• Task details
Pictures appear in the records below; write out everything else exactly.

## Begin

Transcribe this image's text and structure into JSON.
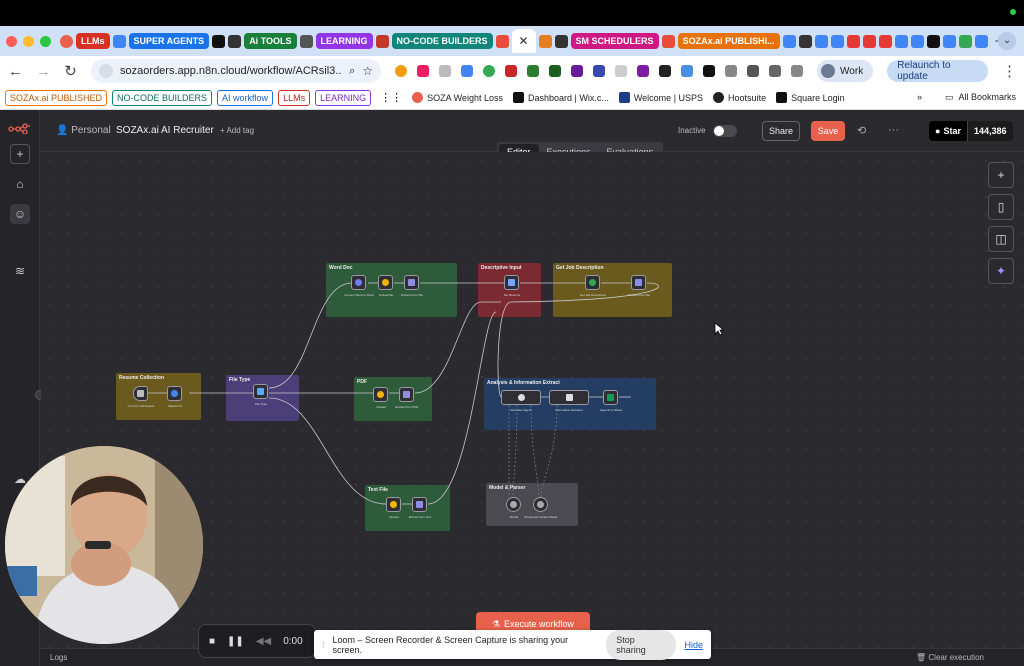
{
  "browser": {
    "tab_groups": [
      {
        "label": "LLMs",
        "color": "#d93025"
      },
      {
        "label": "SUPER AGENTS",
        "color": "#1a73e8"
      },
      {
        "label": "Ai TOOLS",
        "color": "#188038"
      },
      {
        "label": "LEARNING",
        "color": "#9334e6"
      },
      {
        "label": "NO-CODE BUILDERS",
        "color": "#12857a"
      },
      {
        "label": "SM SCHEDULERS",
        "color": "#d01884"
      },
      {
        "label": "SOZAx.ai PUBLISHI...",
        "color": "#e8710a"
      }
    ],
    "url": "sozaorders.app.n8n.cloud/workflow/ACRsil3...",
    "profile_label": "Work",
    "relaunch_label": "Relaunch to update",
    "bookmark_groups": [
      {
        "label": "SOZAx.ai PUBLISHED",
        "color": "#e8710a"
      },
      {
        "label": "NO-CODE BUILDERS",
        "color": "#12857a"
      },
      {
        "label": "AI workflow",
        "color": "#1a73e8"
      },
      {
        "label": "LLMs",
        "color": "#d93025"
      },
      {
        "label": "LEARNING",
        "color": "#9334e6"
      }
    ],
    "bookmarks": [
      "SOZA Weight Loss",
      "Dashboard | Wix.c...",
      "Welcome | USPS",
      "Hootsuite",
      "Square Login"
    ],
    "all_bookmarks_label": "All Bookmarks"
  },
  "n8n": {
    "project": "Personal",
    "workflow_name": "SOZAx.ai AI Recruiter",
    "add_tag": "+ Add tag",
    "status": "Inactive",
    "share": "Share",
    "save": "Save",
    "star_label": "Star",
    "star_count": "144,386",
    "tabs": [
      "Editor",
      "Executions",
      "Evaluations"
    ],
    "active_tab": "Editor",
    "execute_label": "Execute workflow",
    "logs_label": "Logs",
    "clear_label": "Clear execution",
    "groups": {
      "word_doc": "Word Doc",
      "descriptive_input": "Descriptive Input",
      "get_job_description": "Get Job Description",
      "resume_collection": "Resume Collection",
      "file_type": "File Type",
      "pdf": "PDF",
      "analysis": "Analysis & Information Extract",
      "text_file": "Text File",
      "model_parser": "Model & Parser"
    },
    "node_labels": {
      "convert": "Convert Word to Docs",
      "upload": "Upload file",
      "extract_doc": "Extract from File",
      "set_resume": "Set Resume",
      "get_desc": "Get Job Description",
      "extract_desc": "Extract from File",
      "form": "On form submission",
      "upload_resume": "Upload CV",
      "switch": "File Type",
      "pdf_upload": "Upload",
      "pdf_extract": "Extract from PDF",
      "recruiter": "Recruiter Agent",
      "info": "Information Extractor",
      "sheets": "Append to Sheet",
      "txt_upload": "Upload",
      "txt_extract": "Extract from Text",
      "model": "Model",
      "parser": "Structured Output Parser"
    }
  },
  "loom": {
    "timer": "0:00",
    "banner": "Loom – Screen Recorder & Screen Capture is sharing your screen.",
    "stop_sharing": "Stop sharing",
    "hide": "Hide"
  }
}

## End

• Expected answer
Transcribe this image's text and structure into JSON.
{
  "browser": {
    "tab_groups": [
      {
        "label": "LLMs",
        "color": "#d93025"
      },
      {
        "label": "SUPER AGENTS",
        "color": "#1a73e8"
      },
      {
        "label": "Ai TOOLS",
        "color": "#188038"
      },
      {
        "label": "LEARNING",
        "color": "#9334e6"
      },
      {
        "label": "NO-CODE BUILDERS",
        "color": "#12857a"
      },
      {
        "label": "SM SCHEDULERS",
        "color": "#d01884"
      },
      {
        "label": "SOZAx.ai PUBLISHI...",
        "color": "#e8710a"
      }
    ],
    "url": "sozaorders.app.n8n.cloud/workflow/ACRsil3...",
    "profile_label": "Work",
    "relaunch_label": "Relaunch to update",
    "bookmark_groups": [
      {
        "label": "SOZAx.ai PUBLISHED",
        "color": "#e8710a"
      },
      {
        "label": "NO-CODE BUILDERS",
        "color": "#12857a"
      },
      {
        "label": "AI workflow",
        "color": "#1a73e8"
      },
      {
        "label": "LLMs",
        "color": "#d93025"
      },
      {
        "label": "LEARNING",
        "color": "#9334e6"
      }
    ],
    "bookmarks": [
      "SOZA Weight Loss",
      "Dashboard | Wix.c...",
      "Welcome | USPS",
      "Hootsuite",
      "Square Login"
    ],
    "all_bookmarks_label": "All Bookmarks"
  },
  "n8n": {
    "project": "Personal",
    "workflow_name": "SOZAx.ai AI Recruiter",
    "add_tag": "+ Add tag",
    "status": "Inactive",
    "share": "Share",
    "save": "Save",
    "star_label": "Star",
    "star_count": "144,386",
    "tabs": [
      "Editor",
      "Executions",
      "Evaluations"
    ],
    "active_tab": "Editor",
    "execute_label": "Execute workflow",
    "logs_label": "Logs",
    "clear_label": "Clear execution",
    "groups": {
      "word_doc": "Word Doc",
      "descriptive_input": "Descriptive Input",
      "get_job_description": "Get Job Description",
      "resume_collection": "Resume Collection",
      "file_type": "File Type",
      "pdf": "PDF",
      "analysis": "Analysis & Information Extract",
      "text_file": "Text File",
      "model_parser": "Model & Parser"
    },
    "node_labels": {
      "convert": "Convert Word to Docs",
      "upload": "Upload file",
      "extract_doc": "Extract from File",
      "set_resume": "Set Resume",
      "get_desc": "Get Job Description",
      "extract_desc": "Extract from File",
      "form": "On form submission",
      "upload_resume": "Upload CV",
      "switch": "File Type",
      "pdf_upload": "Upload",
      "pdf_extract": "Extract from PDF",
      "recruiter": "Recruiter Agent",
      "info": "Information Extractor",
      "sheets": "Append to Sheet",
      "txt_upload": "Upload",
      "txt_extract": "Extract from Text",
      "model": "Model",
      "parser": "Structured Output Parser"
    }
  },
  "loom": {
    "timer": "0:00",
    "banner": "Loom – Screen Recorder & Screen Capture is sharing your screen.",
    "stop_sharing": "Stop sharing",
    "hide": "Hide"
  }
}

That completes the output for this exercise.